- **Task objective**
The lines to return are those below that contain the word "fájdalom".

(The data begins)

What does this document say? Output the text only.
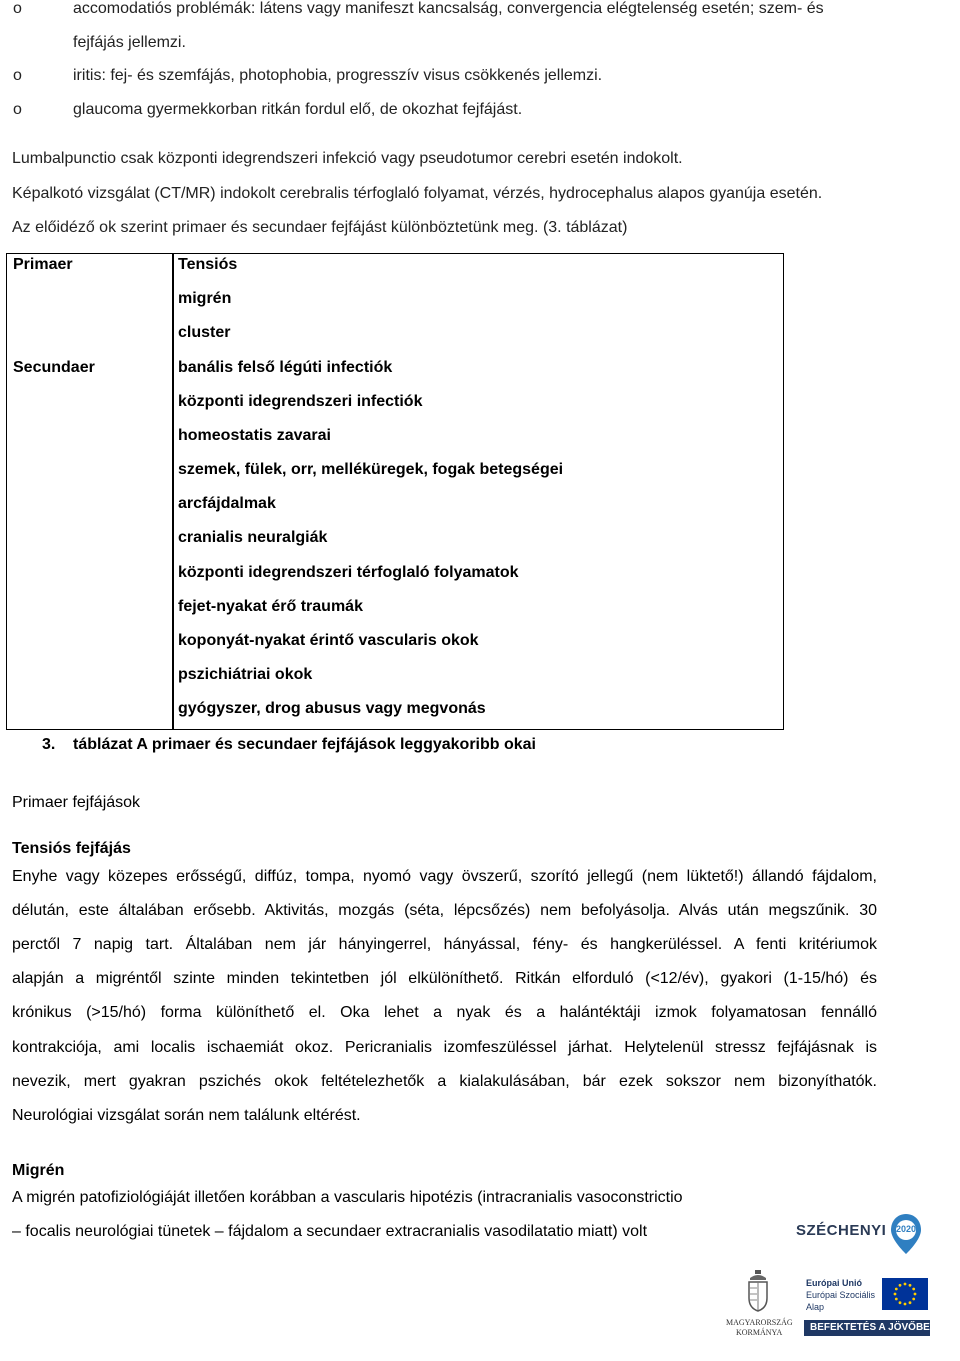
o	accomodatiós problémák: látens vagy manifeszt kancsalság, convergencia elégtelenség esetén; szem- és
fejfájás jellemzi.
o	iritis: fej- és szemfájás, photophobia, progresszív visus csökkenés jellemzi.
o	glaucoma gyermekkorban ritkán fordul elő, de okozhat fejfájást.
Lumbalpunctio csak központi idegrendszeri infekció vagy pseudotumor cerebri esetén indokolt.
Képalkotó vizsgálat (CT/MR) indokolt cerebralis térfoglaló folyamat, vérzés, hydrocephalus alapos gyanúja esetén.
Az előidéző ok szerint primaer és secundaer fejfájást különböztetünk meg. (3. táblázat)
Primaer	Tensiós
migrén
cluster
Secundaer	banális felső légúti infectiók
központi idegrendszeri infectiók
homeostatis zavarai
szemek, fülek, orr, melléküregek, fogak betegségei
arcfájdalmak
cranialis neuralgiák
központi idegrendszeri térfoglaló folyamatok
fejet-nyakat érő traumák
koponyát-nyakat érintő vascularis okok
pszichiátriai okok
gyógyszer, drog abusus vagy megvonás
3. táblázat A primaer és secundaer fejfájások leggyakoribb okai
Primaer fejfájások
Tensiós fejfájás
Enyhe vagy közepes erősségű, diffúz, tompa, nyomó vagy övszerű, szorító jellegű (nem lüktető!) állandó fájdalom,
délután, este általában erősebb. Aktivitás, mozgás (séta, lépcsőzés) nem befolyásolja. Alvás után megszűnik. 30
perctől 7 napig tart. Általában nem jár hányingerrel, hányással, fény- és hangkerüléssel. A fenti kritériumok
alapján a migréntől szinte minden tekintetben jól elkülöníthető. Ritkán elforduló (<12/év), gyakori (1-15/hó) és
krónikus (>15/hó) forma különíthető el. Oka lehet a nyak és a halántéktáji izmok folyamatosan fennálló
kontrakciója, ami localis ischaemiát okoz. Pericranialis izomfeszüléssel járhat. Helytelenül stressz fejfájásnak is
nevezik, mert gyakran pszichés okok feltételezhetők a kialakulásában, bár ezek sokszor nem bizonyíthatók.
Neurológiai vizsgálat során nem találunk eltérést.
Migrén
A migrén patofiziológiáját illetően korábban a vascularis hipotézis (intracranialis vasoconstrictio
– focalis neurológiai tünetek – fájdalom a secundaer extracranialis vasodilatatio miatt) volt	SZÉCHENYI 2020
MAGYARORSZÁG
KORMÁNYA
Európai Unió
Európai Szociális
Alap
BEFEKTETÉS A JÖVŐBE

(The data ends)

- **Written response**
Enyhe vagy közepes erősségű, diffúz, tompa, nyomó vagy övszerű, szorító jellegű (nem lüktető!) állandó fájdalom,
– focalis neurológiai tünetek – fájdalom a secundaer extracranialis vasodilatatio miatt) volt	SZÉCHENYI 2020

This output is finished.